* **Your instructions**
What number of lines in the material contain the word "component"? Give that number alone.

Records:
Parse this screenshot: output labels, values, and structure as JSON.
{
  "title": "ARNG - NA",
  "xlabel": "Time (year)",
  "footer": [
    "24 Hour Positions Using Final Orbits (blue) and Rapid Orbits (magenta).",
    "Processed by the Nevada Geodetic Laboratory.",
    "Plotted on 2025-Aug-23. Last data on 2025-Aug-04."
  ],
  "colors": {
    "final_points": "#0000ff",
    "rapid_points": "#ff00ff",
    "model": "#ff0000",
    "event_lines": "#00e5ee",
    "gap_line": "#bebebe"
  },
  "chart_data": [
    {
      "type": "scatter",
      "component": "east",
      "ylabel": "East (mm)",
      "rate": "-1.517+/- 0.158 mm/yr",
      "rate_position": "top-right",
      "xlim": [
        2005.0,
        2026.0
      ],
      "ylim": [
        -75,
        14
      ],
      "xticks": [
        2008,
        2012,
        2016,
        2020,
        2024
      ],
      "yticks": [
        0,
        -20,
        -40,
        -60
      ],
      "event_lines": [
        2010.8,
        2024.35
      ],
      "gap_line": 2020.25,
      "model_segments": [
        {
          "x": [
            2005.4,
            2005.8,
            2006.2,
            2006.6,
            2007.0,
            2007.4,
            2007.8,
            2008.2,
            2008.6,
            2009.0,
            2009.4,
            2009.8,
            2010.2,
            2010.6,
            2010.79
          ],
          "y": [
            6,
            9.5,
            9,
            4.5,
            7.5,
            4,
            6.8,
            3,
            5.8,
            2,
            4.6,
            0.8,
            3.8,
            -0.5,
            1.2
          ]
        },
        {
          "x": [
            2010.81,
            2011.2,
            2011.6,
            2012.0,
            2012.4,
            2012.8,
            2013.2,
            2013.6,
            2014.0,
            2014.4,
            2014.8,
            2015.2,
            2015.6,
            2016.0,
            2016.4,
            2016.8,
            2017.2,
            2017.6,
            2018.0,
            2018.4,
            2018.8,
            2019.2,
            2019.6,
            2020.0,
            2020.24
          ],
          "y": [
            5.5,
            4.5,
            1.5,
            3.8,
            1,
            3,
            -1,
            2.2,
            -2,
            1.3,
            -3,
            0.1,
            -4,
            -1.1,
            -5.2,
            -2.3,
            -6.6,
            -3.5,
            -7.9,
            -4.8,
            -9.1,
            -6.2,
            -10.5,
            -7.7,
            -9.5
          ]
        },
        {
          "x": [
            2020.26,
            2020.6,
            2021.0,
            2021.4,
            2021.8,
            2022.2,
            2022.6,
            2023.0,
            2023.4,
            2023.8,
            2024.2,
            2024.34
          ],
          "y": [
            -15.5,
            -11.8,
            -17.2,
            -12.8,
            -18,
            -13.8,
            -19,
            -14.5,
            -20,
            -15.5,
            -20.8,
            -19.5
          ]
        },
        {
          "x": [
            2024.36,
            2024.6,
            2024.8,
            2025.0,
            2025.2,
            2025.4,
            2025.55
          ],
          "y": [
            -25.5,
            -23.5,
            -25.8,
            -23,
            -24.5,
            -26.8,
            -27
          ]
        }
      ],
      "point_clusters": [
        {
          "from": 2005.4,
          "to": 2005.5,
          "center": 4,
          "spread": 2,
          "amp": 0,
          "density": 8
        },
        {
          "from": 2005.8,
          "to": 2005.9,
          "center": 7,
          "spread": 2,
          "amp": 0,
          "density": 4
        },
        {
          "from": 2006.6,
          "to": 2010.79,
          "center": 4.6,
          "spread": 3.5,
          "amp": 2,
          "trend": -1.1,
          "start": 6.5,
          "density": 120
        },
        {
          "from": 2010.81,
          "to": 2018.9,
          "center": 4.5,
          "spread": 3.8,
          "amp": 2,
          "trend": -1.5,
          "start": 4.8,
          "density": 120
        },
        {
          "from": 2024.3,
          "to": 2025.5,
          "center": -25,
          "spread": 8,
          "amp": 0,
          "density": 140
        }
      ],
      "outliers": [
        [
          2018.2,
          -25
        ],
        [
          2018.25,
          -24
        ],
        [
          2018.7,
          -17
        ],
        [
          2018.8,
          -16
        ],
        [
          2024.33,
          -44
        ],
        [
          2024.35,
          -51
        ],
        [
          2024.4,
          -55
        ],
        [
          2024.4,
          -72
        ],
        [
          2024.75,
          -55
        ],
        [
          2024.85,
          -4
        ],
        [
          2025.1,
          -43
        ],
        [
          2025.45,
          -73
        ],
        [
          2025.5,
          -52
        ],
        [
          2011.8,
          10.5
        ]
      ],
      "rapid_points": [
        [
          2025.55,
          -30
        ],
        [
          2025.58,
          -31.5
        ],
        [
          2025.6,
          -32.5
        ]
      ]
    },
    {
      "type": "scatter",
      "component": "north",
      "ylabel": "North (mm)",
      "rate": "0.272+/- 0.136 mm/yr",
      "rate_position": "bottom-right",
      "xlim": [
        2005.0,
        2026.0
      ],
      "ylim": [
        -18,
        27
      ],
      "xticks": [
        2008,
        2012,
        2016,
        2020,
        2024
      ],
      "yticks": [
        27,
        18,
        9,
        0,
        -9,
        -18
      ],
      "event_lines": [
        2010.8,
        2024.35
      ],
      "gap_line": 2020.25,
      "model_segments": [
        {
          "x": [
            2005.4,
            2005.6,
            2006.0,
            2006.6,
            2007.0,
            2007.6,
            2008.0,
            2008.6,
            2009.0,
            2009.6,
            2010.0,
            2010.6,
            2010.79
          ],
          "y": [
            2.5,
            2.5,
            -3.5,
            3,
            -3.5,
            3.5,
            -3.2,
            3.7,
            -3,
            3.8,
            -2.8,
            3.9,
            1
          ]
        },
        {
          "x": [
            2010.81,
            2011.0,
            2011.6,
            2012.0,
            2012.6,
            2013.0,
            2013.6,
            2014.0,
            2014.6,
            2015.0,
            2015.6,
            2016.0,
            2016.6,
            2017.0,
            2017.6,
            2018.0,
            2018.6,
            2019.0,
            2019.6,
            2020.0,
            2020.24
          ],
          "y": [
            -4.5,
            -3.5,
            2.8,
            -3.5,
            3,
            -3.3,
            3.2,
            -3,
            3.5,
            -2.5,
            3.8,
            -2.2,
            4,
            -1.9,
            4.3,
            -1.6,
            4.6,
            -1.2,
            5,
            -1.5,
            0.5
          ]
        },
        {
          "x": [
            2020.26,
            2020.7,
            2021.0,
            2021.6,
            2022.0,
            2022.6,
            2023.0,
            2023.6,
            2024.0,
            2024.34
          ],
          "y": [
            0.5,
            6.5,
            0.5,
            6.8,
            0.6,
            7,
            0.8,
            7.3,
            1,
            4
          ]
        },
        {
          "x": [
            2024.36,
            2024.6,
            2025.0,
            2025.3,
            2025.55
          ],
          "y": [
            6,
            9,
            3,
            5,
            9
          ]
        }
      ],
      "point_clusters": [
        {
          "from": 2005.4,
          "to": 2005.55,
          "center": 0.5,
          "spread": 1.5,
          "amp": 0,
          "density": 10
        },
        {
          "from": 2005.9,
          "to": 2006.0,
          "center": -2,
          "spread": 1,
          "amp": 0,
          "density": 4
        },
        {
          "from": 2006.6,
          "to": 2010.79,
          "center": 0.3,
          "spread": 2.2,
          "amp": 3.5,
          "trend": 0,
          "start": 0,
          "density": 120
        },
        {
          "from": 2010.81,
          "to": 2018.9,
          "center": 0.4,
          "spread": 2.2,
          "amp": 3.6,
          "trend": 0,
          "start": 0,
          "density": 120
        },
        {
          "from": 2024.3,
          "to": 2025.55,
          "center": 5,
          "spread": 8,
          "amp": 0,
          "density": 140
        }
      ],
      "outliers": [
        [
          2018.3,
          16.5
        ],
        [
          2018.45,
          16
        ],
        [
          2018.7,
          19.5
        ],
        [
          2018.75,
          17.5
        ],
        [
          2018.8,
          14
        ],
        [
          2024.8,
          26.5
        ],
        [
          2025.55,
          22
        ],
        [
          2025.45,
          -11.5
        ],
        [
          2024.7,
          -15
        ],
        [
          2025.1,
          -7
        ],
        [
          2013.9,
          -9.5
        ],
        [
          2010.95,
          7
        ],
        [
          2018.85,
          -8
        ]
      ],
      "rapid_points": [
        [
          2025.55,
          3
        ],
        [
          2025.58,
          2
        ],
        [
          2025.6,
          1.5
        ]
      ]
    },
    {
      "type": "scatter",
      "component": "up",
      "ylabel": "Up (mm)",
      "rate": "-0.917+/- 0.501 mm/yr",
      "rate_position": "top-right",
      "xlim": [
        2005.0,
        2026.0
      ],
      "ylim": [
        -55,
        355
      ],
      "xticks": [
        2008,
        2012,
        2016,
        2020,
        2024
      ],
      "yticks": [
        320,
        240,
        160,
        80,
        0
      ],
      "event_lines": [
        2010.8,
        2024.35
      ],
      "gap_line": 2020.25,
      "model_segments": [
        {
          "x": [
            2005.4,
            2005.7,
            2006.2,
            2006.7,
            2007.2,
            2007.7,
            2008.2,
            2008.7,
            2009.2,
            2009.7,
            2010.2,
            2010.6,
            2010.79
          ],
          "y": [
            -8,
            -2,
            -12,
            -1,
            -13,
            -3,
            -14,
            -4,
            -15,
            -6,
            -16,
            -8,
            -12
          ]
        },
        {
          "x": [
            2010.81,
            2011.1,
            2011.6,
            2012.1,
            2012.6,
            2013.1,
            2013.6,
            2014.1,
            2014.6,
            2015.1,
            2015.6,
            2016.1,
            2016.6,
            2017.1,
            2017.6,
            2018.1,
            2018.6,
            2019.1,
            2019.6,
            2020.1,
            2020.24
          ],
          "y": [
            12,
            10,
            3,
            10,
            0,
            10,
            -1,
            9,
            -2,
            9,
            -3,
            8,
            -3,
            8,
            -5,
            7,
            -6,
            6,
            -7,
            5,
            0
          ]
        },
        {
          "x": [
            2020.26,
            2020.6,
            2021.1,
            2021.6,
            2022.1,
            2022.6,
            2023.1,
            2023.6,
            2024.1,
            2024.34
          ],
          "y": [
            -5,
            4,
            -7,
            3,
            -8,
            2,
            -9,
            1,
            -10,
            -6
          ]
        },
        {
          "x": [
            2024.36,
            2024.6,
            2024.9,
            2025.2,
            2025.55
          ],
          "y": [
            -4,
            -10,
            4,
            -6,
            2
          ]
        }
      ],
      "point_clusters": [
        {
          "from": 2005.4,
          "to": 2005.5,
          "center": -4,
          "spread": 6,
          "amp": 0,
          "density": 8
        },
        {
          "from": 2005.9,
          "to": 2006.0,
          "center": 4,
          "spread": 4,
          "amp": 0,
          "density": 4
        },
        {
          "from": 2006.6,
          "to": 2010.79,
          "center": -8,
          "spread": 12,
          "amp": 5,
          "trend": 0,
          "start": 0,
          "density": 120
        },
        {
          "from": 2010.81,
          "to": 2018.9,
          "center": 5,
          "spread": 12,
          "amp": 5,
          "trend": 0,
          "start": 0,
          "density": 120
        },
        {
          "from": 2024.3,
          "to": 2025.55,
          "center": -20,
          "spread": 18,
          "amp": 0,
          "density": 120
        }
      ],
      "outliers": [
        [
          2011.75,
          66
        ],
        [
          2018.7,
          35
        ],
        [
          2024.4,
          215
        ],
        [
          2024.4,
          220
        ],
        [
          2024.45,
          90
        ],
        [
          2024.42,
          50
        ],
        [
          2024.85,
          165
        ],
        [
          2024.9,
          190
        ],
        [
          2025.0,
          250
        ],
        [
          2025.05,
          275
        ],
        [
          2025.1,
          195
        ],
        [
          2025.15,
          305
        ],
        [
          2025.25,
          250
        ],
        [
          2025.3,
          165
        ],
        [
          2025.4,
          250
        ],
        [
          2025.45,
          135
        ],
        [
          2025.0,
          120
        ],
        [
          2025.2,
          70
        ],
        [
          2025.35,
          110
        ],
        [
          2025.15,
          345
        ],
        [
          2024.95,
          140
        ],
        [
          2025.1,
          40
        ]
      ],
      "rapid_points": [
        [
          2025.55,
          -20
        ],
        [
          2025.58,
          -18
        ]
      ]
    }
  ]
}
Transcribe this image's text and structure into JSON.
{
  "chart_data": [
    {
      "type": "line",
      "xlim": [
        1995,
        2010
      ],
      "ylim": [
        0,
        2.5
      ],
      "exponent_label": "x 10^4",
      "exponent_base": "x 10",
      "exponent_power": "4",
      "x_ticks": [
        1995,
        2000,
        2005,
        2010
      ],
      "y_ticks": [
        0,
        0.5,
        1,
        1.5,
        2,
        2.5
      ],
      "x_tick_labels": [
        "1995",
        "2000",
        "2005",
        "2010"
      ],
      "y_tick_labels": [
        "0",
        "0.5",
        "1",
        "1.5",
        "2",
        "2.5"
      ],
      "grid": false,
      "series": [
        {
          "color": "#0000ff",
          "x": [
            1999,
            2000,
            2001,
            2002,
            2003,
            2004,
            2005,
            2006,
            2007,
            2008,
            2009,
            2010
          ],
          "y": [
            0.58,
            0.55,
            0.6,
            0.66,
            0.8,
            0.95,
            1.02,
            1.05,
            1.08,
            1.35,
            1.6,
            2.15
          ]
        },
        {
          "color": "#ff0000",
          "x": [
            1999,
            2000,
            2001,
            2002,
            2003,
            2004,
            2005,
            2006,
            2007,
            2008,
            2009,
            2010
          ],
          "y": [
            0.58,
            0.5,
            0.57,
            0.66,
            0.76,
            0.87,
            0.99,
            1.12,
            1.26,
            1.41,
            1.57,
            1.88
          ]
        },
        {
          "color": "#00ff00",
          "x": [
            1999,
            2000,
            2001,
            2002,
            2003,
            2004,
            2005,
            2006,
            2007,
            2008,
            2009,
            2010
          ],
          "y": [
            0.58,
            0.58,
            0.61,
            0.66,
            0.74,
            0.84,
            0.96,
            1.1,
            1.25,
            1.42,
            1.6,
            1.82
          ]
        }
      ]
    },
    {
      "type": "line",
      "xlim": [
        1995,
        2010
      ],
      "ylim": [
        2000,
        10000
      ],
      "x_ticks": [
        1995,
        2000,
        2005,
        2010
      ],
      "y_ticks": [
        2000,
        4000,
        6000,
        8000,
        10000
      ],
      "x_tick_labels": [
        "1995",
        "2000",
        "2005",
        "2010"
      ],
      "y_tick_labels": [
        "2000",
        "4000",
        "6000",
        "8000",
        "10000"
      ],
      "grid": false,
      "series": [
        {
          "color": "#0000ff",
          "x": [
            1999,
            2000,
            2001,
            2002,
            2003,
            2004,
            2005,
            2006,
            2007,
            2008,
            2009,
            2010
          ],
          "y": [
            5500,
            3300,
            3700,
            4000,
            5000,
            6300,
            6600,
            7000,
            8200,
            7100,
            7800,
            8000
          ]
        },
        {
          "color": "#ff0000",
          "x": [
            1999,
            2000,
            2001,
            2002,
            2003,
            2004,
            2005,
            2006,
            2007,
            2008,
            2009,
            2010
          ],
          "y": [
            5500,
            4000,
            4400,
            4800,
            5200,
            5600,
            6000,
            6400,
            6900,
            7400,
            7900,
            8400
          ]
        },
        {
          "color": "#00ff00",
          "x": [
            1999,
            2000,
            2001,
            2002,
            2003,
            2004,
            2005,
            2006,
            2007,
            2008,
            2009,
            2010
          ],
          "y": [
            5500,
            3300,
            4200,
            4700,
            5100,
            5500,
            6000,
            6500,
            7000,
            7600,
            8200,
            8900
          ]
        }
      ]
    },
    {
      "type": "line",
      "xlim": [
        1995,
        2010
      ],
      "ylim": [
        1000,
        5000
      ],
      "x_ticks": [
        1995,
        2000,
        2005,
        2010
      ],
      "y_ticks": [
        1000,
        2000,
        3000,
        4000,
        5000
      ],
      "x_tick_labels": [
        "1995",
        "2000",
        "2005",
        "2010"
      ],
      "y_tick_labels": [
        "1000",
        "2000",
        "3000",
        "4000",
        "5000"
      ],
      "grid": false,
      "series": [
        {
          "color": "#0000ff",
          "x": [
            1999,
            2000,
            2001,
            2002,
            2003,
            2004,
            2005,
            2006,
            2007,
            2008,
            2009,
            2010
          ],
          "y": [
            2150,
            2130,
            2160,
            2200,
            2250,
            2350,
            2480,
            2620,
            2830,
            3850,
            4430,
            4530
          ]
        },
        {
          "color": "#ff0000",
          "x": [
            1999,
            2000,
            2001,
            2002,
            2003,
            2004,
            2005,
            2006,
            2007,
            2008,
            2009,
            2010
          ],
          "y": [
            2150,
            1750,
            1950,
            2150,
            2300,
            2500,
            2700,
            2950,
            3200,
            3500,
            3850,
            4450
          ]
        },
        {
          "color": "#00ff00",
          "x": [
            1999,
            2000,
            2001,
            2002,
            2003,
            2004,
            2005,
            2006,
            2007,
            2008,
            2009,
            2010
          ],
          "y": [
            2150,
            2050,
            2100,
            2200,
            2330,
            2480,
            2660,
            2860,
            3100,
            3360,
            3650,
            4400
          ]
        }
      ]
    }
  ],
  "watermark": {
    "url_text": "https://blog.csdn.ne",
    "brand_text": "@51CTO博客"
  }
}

* **Reply to the exercise**
3